Problem to solve | List all the lines in these records that hold "JSON".

Entries |

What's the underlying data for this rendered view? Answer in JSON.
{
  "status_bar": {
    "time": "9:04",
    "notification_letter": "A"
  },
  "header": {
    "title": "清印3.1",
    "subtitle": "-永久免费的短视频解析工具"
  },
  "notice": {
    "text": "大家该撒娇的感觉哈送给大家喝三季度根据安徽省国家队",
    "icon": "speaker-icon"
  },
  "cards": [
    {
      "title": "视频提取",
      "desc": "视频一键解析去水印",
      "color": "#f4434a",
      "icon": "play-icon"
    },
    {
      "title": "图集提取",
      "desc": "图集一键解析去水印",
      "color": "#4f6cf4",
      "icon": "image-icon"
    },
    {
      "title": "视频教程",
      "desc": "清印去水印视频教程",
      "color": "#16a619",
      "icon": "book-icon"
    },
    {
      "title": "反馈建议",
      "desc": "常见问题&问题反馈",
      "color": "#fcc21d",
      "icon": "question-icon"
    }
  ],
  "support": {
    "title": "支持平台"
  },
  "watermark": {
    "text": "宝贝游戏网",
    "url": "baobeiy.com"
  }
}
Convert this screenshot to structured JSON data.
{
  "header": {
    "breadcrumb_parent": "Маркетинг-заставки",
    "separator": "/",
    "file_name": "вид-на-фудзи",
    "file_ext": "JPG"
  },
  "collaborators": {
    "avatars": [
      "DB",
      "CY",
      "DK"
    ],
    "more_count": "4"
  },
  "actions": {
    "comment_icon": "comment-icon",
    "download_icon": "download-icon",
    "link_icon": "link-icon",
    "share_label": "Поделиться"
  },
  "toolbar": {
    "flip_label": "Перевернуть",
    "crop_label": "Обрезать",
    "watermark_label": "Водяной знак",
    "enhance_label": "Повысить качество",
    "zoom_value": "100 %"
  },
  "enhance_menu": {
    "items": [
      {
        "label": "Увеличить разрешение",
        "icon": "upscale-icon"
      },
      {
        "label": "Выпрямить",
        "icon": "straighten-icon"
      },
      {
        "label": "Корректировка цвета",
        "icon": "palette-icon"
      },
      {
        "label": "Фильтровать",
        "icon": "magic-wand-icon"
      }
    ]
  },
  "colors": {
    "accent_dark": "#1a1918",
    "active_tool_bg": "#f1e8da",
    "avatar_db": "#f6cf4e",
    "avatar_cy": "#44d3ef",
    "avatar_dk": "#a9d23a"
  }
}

The response |
What's the underlying data for this rendered view? Answer in JSON.
Convert this screenshot to structured JSON data.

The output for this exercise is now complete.